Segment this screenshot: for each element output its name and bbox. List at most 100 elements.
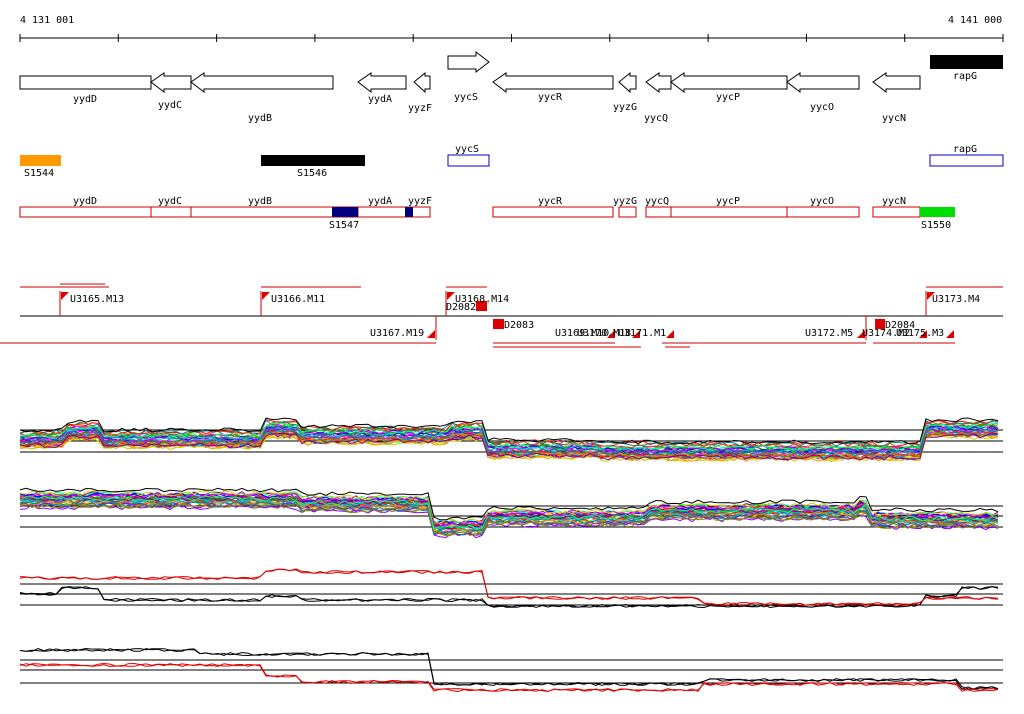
transcript-label: D2082: [446, 302, 476, 313]
gene-label: yydC: [158, 100, 182, 111]
segment-label: S1544: [24, 168, 54, 179]
annotation-yycN[interactable]: yycN: [872, 196, 921, 218]
segment-label: yycS: [455, 144, 479, 155]
gene-label: yyzG: [613, 102, 637, 113]
gene-yydB[interactable]: yydB: [190, 72, 334, 124]
gene-yycO[interactable]: yycO: [786, 72, 860, 113]
expression-line: [19, 428, 999, 456]
transcript-label: U3172.M5: [805, 328, 853, 339]
transcript-label: U3175.M3: [896, 328, 944, 339]
segment-label: rapG: [953, 144, 977, 155]
expression-line: [19, 497, 999, 531]
segment-S1546[interactable]: S1546: [261, 155, 365, 179]
gene-label: yydA: [368, 94, 392, 105]
marker-S1547[interactable]: S1547: [329, 207, 359, 231]
gene-yydA[interactable]: yydA: [357, 72, 407, 105]
expression-line: [19, 430, 999, 459]
gene-label: yycO: [810, 102, 834, 113]
expression-line: [19, 662, 999, 693]
gene-rapG[interactable]: rapG: [930, 55, 1003, 82]
transcript-flags: [61, 292, 954, 338]
gene-yydC[interactable]: yydC: [150, 72, 192, 111]
annotation-yyzG[interactable]: yyzG: [613, 196, 637, 218]
segment-track: S1544 S1546 yycS rapG: [20, 144, 1004, 179]
annotation-yydA[interactable]: yydA: [357, 196, 407, 218]
transcript-label: D2083: [504, 320, 534, 331]
expression-panel-multi-2: [19, 487, 1003, 539]
expression-line: [19, 425, 999, 454]
transcript-label: U3166.M11: [271, 294, 325, 305]
segment-yycS[interactable]: yycS: [447, 144, 490, 167]
gene-label: yycS: [454, 92, 478, 103]
transcript-track: U3165.M13 U3166.M11 U3168.M14 D2082 U317…: [0, 283, 1003, 348]
annotation-yydC[interactable]: yydC: [150, 196, 192, 218]
expression-line: [19, 422, 999, 451]
expression-line: [19, 647, 999, 691]
gene-yydD[interactable]: yydD: [19, 75, 152, 105]
ruler-start-label: 4 131 001: [20, 15, 74, 26]
marker-yydA-block: [405, 207, 413, 217]
transcript-label: U3167.M19: [370, 328, 424, 339]
marker-S1550[interactable]: S1550: [920, 207, 955, 231]
annotation-label: yydC: [158, 196, 182, 207]
expression-panel-pair-2: [19, 647, 1003, 693]
gene-yyzF[interactable]: yyzF: [408, 71, 432, 114]
expression-panel-pair-1: [19, 568, 1003, 609]
annotation-label: yycQ: [645, 196, 669, 207]
expression-line: [19, 434, 999, 462]
transcript-label: D2084: [885, 320, 915, 331]
annotation-yycR[interactable]: yycR: [492, 196, 614, 218]
marker-label: S1547: [329, 220, 359, 231]
transcript-label: U3170.M18: [577, 328, 631, 339]
annotation-yycQ[interactable]: yycQ: [645, 196, 672, 218]
annotation-label: yyzF: [408, 196, 432, 207]
gene-yycP[interactable]: yycP: [670, 72, 788, 103]
expression-line: [19, 417, 999, 445]
transcript-label: U3169.M10: [555, 328, 609, 339]
annotation-label: yycP: [716, 196, 740, 207]
gene-track: yydD yydC yydB yydA yyzF yycS yycR yyzG …: [19, 50, 1003, 124]
transcript-label: U3173.M4: [932, 294, 980, 305]
gene-yycR[interactable]: yycR: [492, 72, 614, 103]
gene-label: yycQ: [644, 113, 668, 124]
expression-line: [19, 503, 999, 537]
expression-line: [19, 490, 999, 524]
segment-rapG[interactable]: rapG: [929, 144, 1004, 167]
annotation-label: yydB: [248, 196, 272, 207]
gene-label: yydB: [248, 113, 272, 124]
expression-line: [19, 662, 999, 692]
annotation-yycP[interactable]: yycP: [670, 196, 788, 218]
annotation-label: yycO: [810, 196, 834, 207]
coordinate-ruler: 4 131 001 4 141 000: [19, 15, 1004, 42]
annotation-yycO[interactable]: yycO: [786, 196, 860, 218]
transcript-label: U3168.M14: [455, 294, 509, 305]
expression-line: [19, 432, 999, 461]
segment-S1544[interactable]: S1544: [20, 155, 61, 179]
expression-line: [19, 434, 999, 462]
transcript-label: U3165.M13: [70, 294, 124, 305]
transcript-label: U3171.M1: [618, 328, 666, 339]
gene-label: yyzF: [408, 103, 432, 114]
gene-yycN[interactable]: yycN: [872, 72, 921, 124]
gene-label: rapG: [953, 71, 977, 82]
annotation-label: yycN: [882, 196, 906, 207]
marker-label: S1550: [921, 220, 951, 231]
annotation-label: yycR: [538, 196, 563, 207]
segment-label: S1546: [297, 168, 327, 179]
gene-yycQ[interactable]: yycQ: [644, 72, 672, 124]
expression-line: [19, 487, 999, 521]
transcript-spans: [0, 283, 1003, 348]
gene-yyzG[interactable]: yyzG: [613, 71, 637, 113]
gene-yycS[interactable]: yycS: [447, 50, 490, 103]
annotation-yydD[interactable]: yydD: [19, 196, 152, 218]
gene-label: yydD: [73, 94, 97, 105]
gene-label: yycR: [538, 92, 563, 103]
ruler-ticks: [19, 34, 1004, 42]
ruler-end-label: 4 141 000: [948, 15, 1002, 26]
expression-line: [19, 495, 999, 530]
gene-label: yycN: [882, 113, 906, 124]
gene-label: yycP: [716, 92, 740, 103]
transcript-label: U3174.M2: [862, 328, 910, 339]
expression-line: [19, 586, 999, 608]
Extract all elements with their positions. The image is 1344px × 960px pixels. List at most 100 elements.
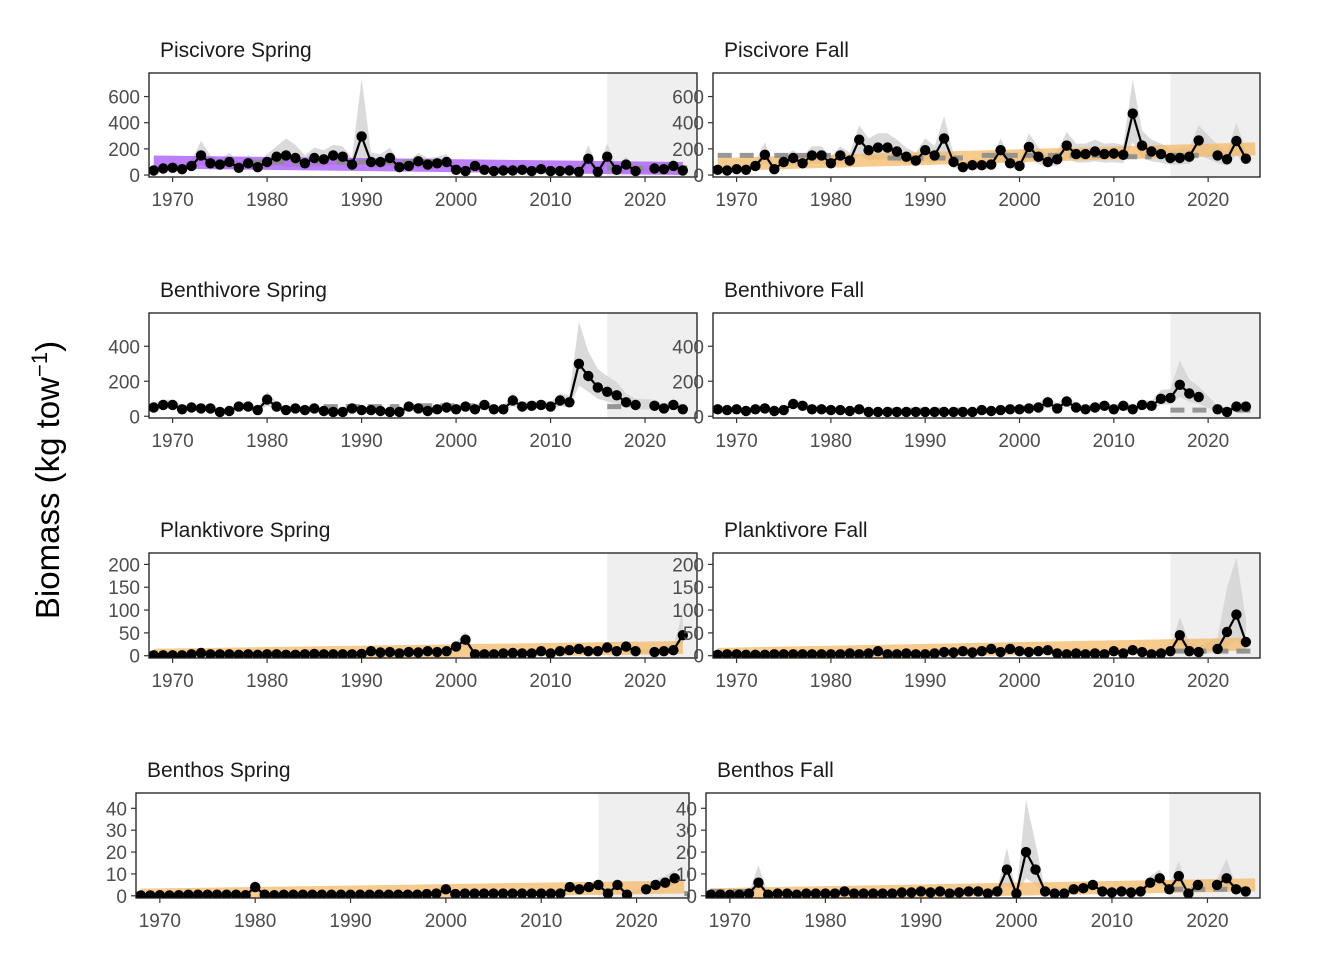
y-axis-title: Biomass (kg tow−1) — [27, 341, 66, 619]
data-point — [995, 646, 1006, 658]
data-point — [413, 647, 424, 658]
data-point — [1099, 400, 1110, 411]
data-point — [713, 164, 723, 175]
data-point — [872, 646, 884, 657]
panel-border — [712, 72, 1261, 178]
data-point — [318, 405, 329, 417]
data-point — [318, 154, 329, 165]
panel: Piscivore Fall 0 200 400 600 1970 1980 1990 2000… — [672, 39, 1261, 211]
data-point — [535, 399, 547, 411]
data-point — [394, 162, 405, 173]
data-point — [891, 146, 903, 157]
data-point — [1014, 160, 1025, 172]
data-point — [233, 401, 244, 412]
data-point — [986, 405, 997, 417]
y-tick-label: 100 — [108, 601, 140, 622]
data-point — [299, 158, 311, 169]
data-point — [901, 406, 912, 418]
data-point — [854, 134, 865, 145]
data-point — [403, 401, 414, 412]
data-point — [906, 887, 917, 898]
data-point — [1154, 873, 1165, 884]
x-tick-label: 2000 — [435, 190, 477, 211]
data-point — [1042, 645, 1054, 656]
data-point — [887, 888, 898, 898]
x-tick-label: 1980 — [810, 431, 852, 452]
data-point — [806, 150, 818, 161]
data-point — [1146, 400, 1157, 411]
data-point — [1127, 645, 1138, 656]
data-point — [891, 649, 903, 658]
y-tick-label: 200 — [672, 372, 704, 393]
data-point — [307, 889, 318, 898]
data-point — [154, 890, 165, 898]
data-point — [205, 649, 216, 658]
data-point — [450, 164, 462, 175]
x-tick-label: 2010 — [529, 431, 571, 452]
data-point — [816, 150, 827, 161]
data-point — [658, 646, 670, 657]
y-tick-label: 400 — [108, 337, 140, 358]
data-point — [394, 406, 405, 418]
data-point — [158, 163, 169, 174]
panel-plot-area — [149, 313, 697, 418]
data-point — [1089, 648, 1101, 658]
data-point — [1125, 887, 1137, 898]
data-point — [1146, 146, 1157, 157]
data-point — [592, 646, 603, 657]
data-point — [677, 404, 688, 415]
x-tick-label: 1980 — [234, 911, 276, 932]
data-point — [536, 888, 547, 898]
data-point — [788, 649, 799, 658]
x-tick-label: 1970 — [151, 431, 193, 452]
data-point — [612, 879, 623, 891]
data-point — [337, 151, 348, 162]
data-point — [278, 889, 289, 898]
data-point — [441, 646, 452, 657]
data-point — [1231, 401, 1242, 412]
data-point — [948, 156, 959, 168]
data-point — [982, 888, 993, 898]
data-point — [365, 156, 377, 168]
y-tick-label: 200 — [108, 555, 140, 576]
x-tick-label: 2010 — [1093, 671, 1135, 692]
data-point — [1014, 404, 1025, 415]
data-point — [920, 145, 931, 156]
data-point — [611, 646, 622, 657]
y-tick-label: 200 — [108, 372, 140, 393]
data-point — [602, 151, 613, 162]
data-point — [602, 642, 613, 653]
data-point — [1155, 648, 1167, 658]
data-point — [630, 646, 641, 657]
data-point — [1193, 646, 1204, 658]
data-point — [863, 648, 874, 658]
data-point — [214, 649, 226, 658]
data-point — [564, 881, 575, 893]
data-point — [145, 890, 156, 898]
y-tick-label: 40 — [106, 799, 127, 820]
data-point — [564, 645, 575, 656]
y-tick-label: 0 — [693, 647, 704, 668]
data-point — [621, 889, 633, 898]
data-point — [882, 142, 893, 153]
data-point — [176, 404, 188, 415]
data-point — [469, 404, 481, 415]
data-point — [896, 887, 907, 898]
data-point — [240, 890, 251, 898]
x-tick-label: 1970 — [151, 671, 193, 692]
data-point — [583, 153, 594, 164]
data-point — [309, 152, 320, 164]
y-tick-label: 400 — [108, 114, 140, 135]
data-point — [649, 400, 660, 411]
x-tick-label: 2020 — [624, 671, 666, 692]
data-point — [261, 156, 273, 168]
data-point — [1184, 646, 1195, 657]
panel-plot-area — [706, 793, 1260, 898]
data-point — [1042, 397, 1054, 408]
data-point — [450, 641, 462, 652]
data-point — [432, 404, 443, 415]
data-point — [469, 649, 481, 658]
data-point — [769, 405, 780, 417]
data-point — [668, 399, 679, 411]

···

EXERCISE BRIEF ::
Reproduce the data exactly, starting at the line that contains "y-axis-title: Biomass (kg" and ending at the line that contains "panel-border — [712, 72, 1261, 178]", with both of those lines included.

OUTPUT BELOW ::
y-axis-title: Biomass (kg tow−1) — [27, 341, 66, 619]
data-point — [995, 646, 1006, 658]
data-point — [413, 647, 424, 658]
data-point — [1099, 400, 1110, 411]
data-point — [713, 164, 723, 175]
data-point — [872, 646, 884, 657]
panel-border — [712, 72, 1261, 178]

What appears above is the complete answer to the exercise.